[Records from a dataset]
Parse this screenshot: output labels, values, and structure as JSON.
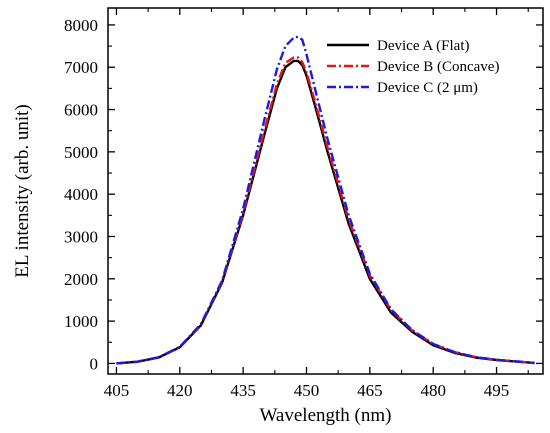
{
  "chart_data": {
    "type": "line",
    "title": "",
    "xlabel": "Wavelength (nm)",
    "ylabel": "EL intensity (arb. unit)",
    "xlim": [
      403,
      506
    ],
    "ylim": [
      -250,
      8400
    ],
    "x_ticks": [
      405,
      420,
      435,
      450,
      465,
      480,
      495
    ],
    "y_ticks": [
      0,
      1000,
      2000,
      3000,
      4000,
      5000,
      6000,
      7000,
      8000
    ],
    "grid": false,
    "legend_position": "top-right",
    "series": [
      {
        "name": "Device A (Flat)",
        "color": "#000000",
        "dash": "solid",
        "x": [
          405,
          410,
          415,
          420,
          425,
          430,
          435,
          440,
          443,
          445,
          447,
          448,
          449,
          450,
          452,
          455,
          460,
          465,
          470,
          475,
          480,
          485,
          490,
          495,
          500,
          504
        ],
        "y": [
          0,
          40,
          140,
          380,
          900,
          1900,
          3500,
          5400,
          6500,
          7000,
          7150,
          7150,
          7050,
          6800,
          6100,
          5000,
          3300,
          2000,
          1200,
          750,
          430,
          250,
          140,
          80,
          40,
          10
        ]
      },
      {
        "name": "Device B (Concave)",
        "color": "#e8141c",
        "dash": "dashdot",
        "x": [
          405,
          410,
          415,
          420,
          425,
          430,
          435,
          440,
          443,
          445,
          447,
          448,
          449,
          450,
          452,
          455,
          460,
          465,
          470,
          475,
          480,
          485,
          490,
          495,
          500,
          504
        ],
        "y": [
          0,
          40,
          145,
          390,
          920,
          1920,
          3550,
          5500,
          6600,
          7100,
          7230,
          7230,
          7120,
          6880,
          6200,
          5100,
          3400,
          2080,
          1260,
          780,
          460,
          270,
          150,
          85,
          45,
          10
        ]
      },
      {
        "name": "Device C (2 μm)",
        "color": "#1c1ce0",
        "dash": "dashdot",
        "x": [
          405,
          410,
          415,
          420,
          425,
          430,
          435,
          440,
          443,
          445,
          447,
          448,
          449,
          450,
          452,
          455,
          460,
          465,
          470,
          475,
          480,
          485,
          490,
          495,
          500,
          504
        ],
        "y": [
          0,
          40,
          145,
          390,
          930,
          1950,
          3650,
          5750,
          6950,
          7500,
          7700,
          7720,
          7650,
          7300,
          6500,
          5300,
          3500,
          2120,
          1280,
          790,
          460,
          270,
          150,
          85,
          45,
          10
        ]
      }
    ]
  }
}
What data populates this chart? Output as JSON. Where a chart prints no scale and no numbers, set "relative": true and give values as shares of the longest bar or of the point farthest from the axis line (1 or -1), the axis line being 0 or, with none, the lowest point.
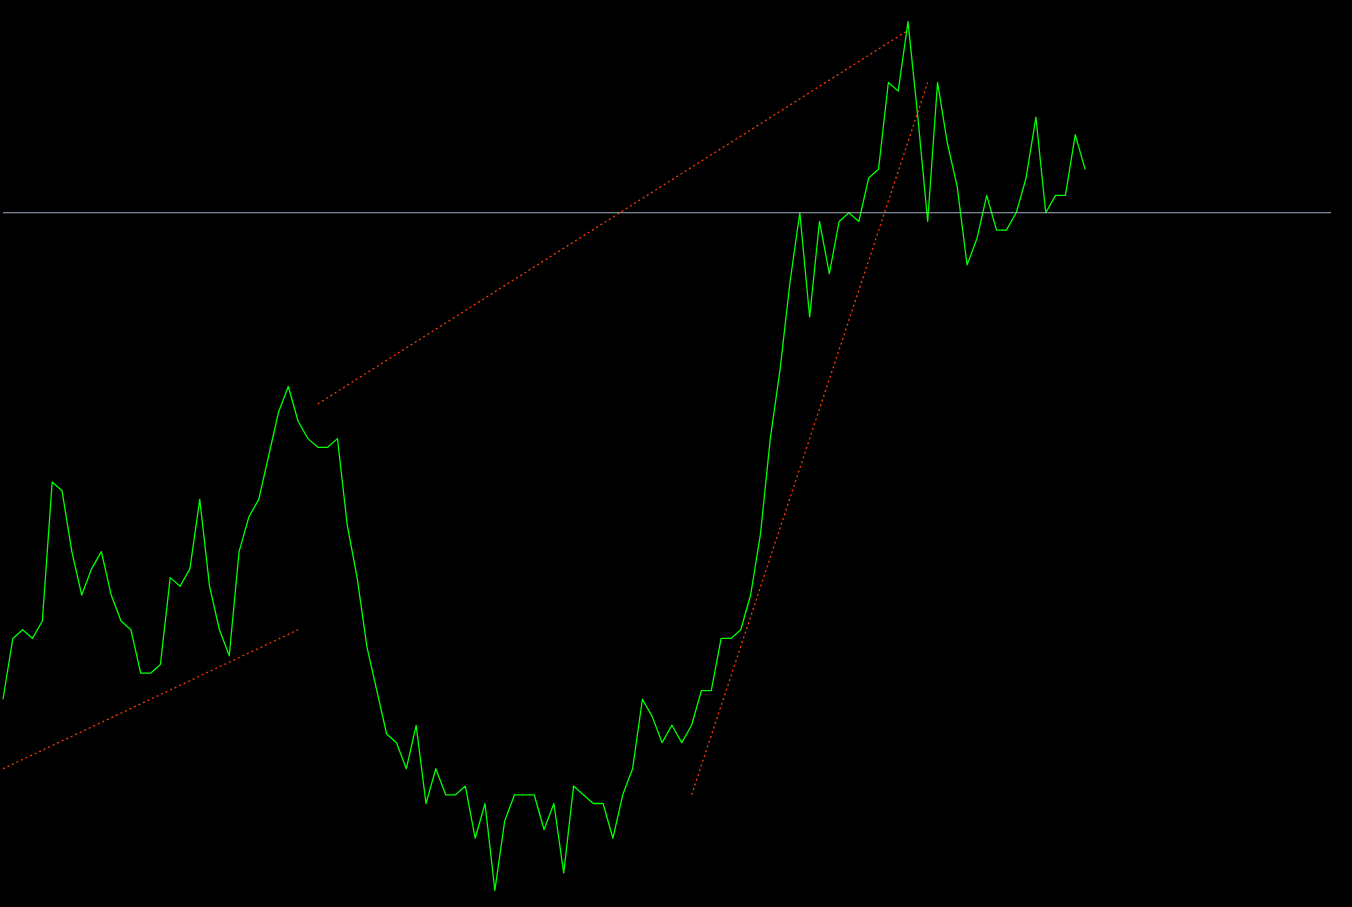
{
  "chart_data": {
    "type": "line",
    "relative": true,
    "marker": "none",
    "categories": [
      null,
      null,
      null,
      null,
      null,
      null,
      null,
      null,
      null,
      null,
      null,
      null,
      null,
      null,
      null,
      null,
      null,
      null,
      null,
      null,
      null,
      null,
      null,
      null,
      null,
      null,
      null,
      null,
      null,
      null,
      null,
      null,
      null,
      null,
      null,
      null,
      null,
      null,
      null,
      null,
      null,
      null,
      null,
      null,
      null,
      null,
      null,
      null,
      null,
      null,
      null,
      null,
      null,
      null,
      null,
      null,
      null,
      null,
      null,
      null,
      null,
      null,
      null,
      null,
      null,
      null,
      null,
      null,
      null,
      null,
      null,
      null,
      null,
      null,
      null,
      null,
      null,
      null,
      null,
      null,
      null,
      null,
      null,
      null,
      null,
      null,
      null,
      null,
      null,
      null,
      null,
      null,
      null,
      null,
      null,
      null,
      null,
      null,
      null,
      null,
      null,
      null,
      null,
      null,
      null,
      null,
      null,
      null,
      null,
      null,
      null,
      null,
      null,
      null,
      null,
      null,
      null,
      null,
      null,
      null,
      null,
      null,
      null,
      null,
      null,
      null,
      null,
      null,
      null,
      null,
      null,
      null,
      null,
      null,
      null,
      null
    ],
    "series": [
      {
        "color": "#00ff00",
        "line_style": "solid",
        "values": [
          0.22,
          0.29,
          0.3,
          0.29,
          0.31,
          0.47,
          0.46,
          0.39,
          0.34,
          0.37,
          0.39,
          0.34,
          0.31,
          0.3,
          0.25,
          0.25,
          0.26,
          0.36,
          0.35,
          0.37,
          0.45,
          0.35,
          0.3,
          0.27,
          0.39,
          0.43,
          0.45,
          0.5,
          0.55,
          0.58,
          0.54,
          0.52,
          0.51,
          0.51,
          0.52,
          0.42,
          0.36,
          0.28,
          0.23,
          0.18,
          0.17,
          0.14,
          0.19,
          0.1,
          0.14,
          0.11,
          0.11,
          0.12,
          0.06,
          0.1,
          0,
          0.08,
          0.11,
          0.11,
          0.11,
          0.07,
          0.1,
          0.02,
          0.12,
          0.11,
          0.1,
          0.1,
          0.06,
          0.11,
          0.14,
          0.22,
          0.2,
          0.17,
          0.19,
          0.17,
          0.19,
          0.23,
          0.23,
          0.29,
          0.29,
          0.3,
          0.34,
          0.41,
          0.52,
          0.6,
          0.7,
          0.78,
          0.66,
          0.77,
          0.71,
          0.77,
          0.78,
          0.77,
          0.82,
          0.83,
          0.93,
          0.92,
          1,
          0.89,
          0.77,
          0.93,
          0.86,
          0.81,
          0.72,
          0.75,
          0.8,
          0.76,
          0.76,
          0.78,
          0.82,
          0.89,
          0.78,
          0.8,
          0.8,
          0.87,
          0.83,
          null,
          null,
          null,
          null,
          null,
          null,
          null,
          null,
          null,
          null,
          null,
          null,
          null,
          null,
          null,
          null,
          null,
          null,
          null,
          null,
          null,
          null,
          null,
          null,
          null
        ]
      },
      {
        "color": "#ff3c00",
        "line_style": "dotted",
        "values": [
          0.14,
          null,
          null,
          null,
          null,
          null,
          null,
          null,
          null,
          null,
          null,
          null,
          null,
          null,
          null,
          null,
          null,
          null,
          null,
          null,
          null,
          null,
          null,
          null,
          null,
          null,
          null,
          null,
          null,
          null,
          0.3,
          null,
          null,
          null,
          null,
          null,
          null,
          null,
          null,
          null,
          null,
          null,
          null,
          null,
          null,
          null,
          null,
          null,
          null,
          null,
          null,
          null,
          null,
          null,
          null,
          null,
          null,
          null,
          null,
          null,
          null,
          null,
          null,
          null,
          null,
          null,
          null,
          null,
          null,
          null,
          null,
          null,
          null,
          null,
          null,
          null,
          null,
          null,
          null,
          null,
          null,
          null,
          null,
          null,
          null,
          null,
          null,
          null,
          null,
          null,
          null,
          null,
          null,
          null,
          null,
          null,
          null,
          null,
          null,
          null,
          null,
          null,
          null,
          null,
          null,
          null,
          null,
          null,
          null,
          null,
          null,
          null,
          null,
          null,
          null,
          null,
          null,
          null,
          null,
          null,
          null,
          null,
          null,
          null,
          null,
          null,
          null,
          null,
          null,
          null,
          null,
          null,
          null,
          null,
          null,
          null
        ]
      },
      {
        "color": "#ff3c00",
        "line_style": "dotted",
        "values": [
          null,
          null,
          null,
          null,
          null,
          null,
          null,
          null,
          null,
          null,
          null,
          null,
          null,
          null,
          null,
          null,
          null,
          null,
          null,
          null,
          null,
          null,
          null,
          null,
          null,
          null,
          null,
          null,
          null,
          null,
          null,
          null,
          0.56,
          null,
          null,
          null,
          null,
          null,
          null,
          null,
          null,
          null,
          null,
          null,
          null,
          null,
          null,
          null,
          null,
          null,
          null,
          null,
          null,
          null,
          null,
          null,
          null,
          null,
          null,
          null,
          null,
          null,
          null,
          null,
          null,
          null,
          null,
          null,
          null,
          null,
          null,
          null,
          null,
          null,
          null,
          null,
          null,
          null,
          null,
          null,
          null,
          null,
          null,
          null,
          null,
          null,
          null,
          null,
          null,
          null,
          null,
          null,
          0.99,
          null,
          null,
          null,
          null,
          null,
          null,
          null,
          null,
          null,
          null,
          null,
          null,
          null,
          null,
          null,
          null,
          null,
          null,
          null,
          null,
          null,
          null,
          null,
          null,
          null,
          null,
          null,
          null,
          null,
          null,
          null,
          null,
          null,
          null,
          null,
          null,
          null,
          null,
          null,
          null,
          null,
          null,
          null
        ]
      },
      {
        "color": "#ff3c00",
        "line_style": "dotted",
        "values": [
          null,
          null,
          null,
          null,
          null,
          null,
          null,
          null,
          null,
          null,
          null,
          null,
          null,
          null,
          null,
          null,
          null,
          null,
          null,
          null,
          null,
          null,
          null,
          null,
          null,
          null,
          null,
          null,
          null,
          null,
          null,
          null,
          null,
          null,
          null,
          null,
          null,
          null,
          null,
          null,
          null,
          null,
          null,
          null,
          null,
          null,
          null,
          null,
          null,
          null,
          null,
          null,
          null,
          null,
          null,
          null,
          null,
          null,
          null,
          null,
          null,
          null,
          null,
          null,
          null,
          null,
          null,
          null,
          null,
          null,
          0.11,
          null,
          null,
          null,
          null,
          null,
          null,
          null,
          null,
          null,
          null,
          null,
          null,
          null,
          null,
          null,
          null,
          null,
          null,
          null,
          null,
          null,
          null,
          null,
          0.93,
          null,
          null,
          null,
          null,
          null,
          null,
          null,
          null,
          null,
          null,
          null,
          null,
          null,
          null,
          null,
          null,
          null,
          null,
          null,
          null,
          null,
          null,
          null,
          null,
          null,
          null,
          null,
          null,
          null,
          null,
          null,
          null,
          null,
          null,
          null,
          null,
          null,
          null,
          null,
          null,
          null
        ]
      }
    ],
    "ref_lines": [
      {
        "axis": "y",
        "value": 0.78,
        "color": "#9fb0c0"
      }
    ]
  }
}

* **Task goal**: Copy, from the material above, each line in which the string "relative" occurs.

* **Result of this exercise**:
What data populates this chart? Output as JSON. Where a chart prints no scale and no numbers, set "relative": true and give values as shares of the longest bar or of the point farthest from the axis line (1 or -1), the axis line being 0 or, with none, the lowest point.
    "relative": true,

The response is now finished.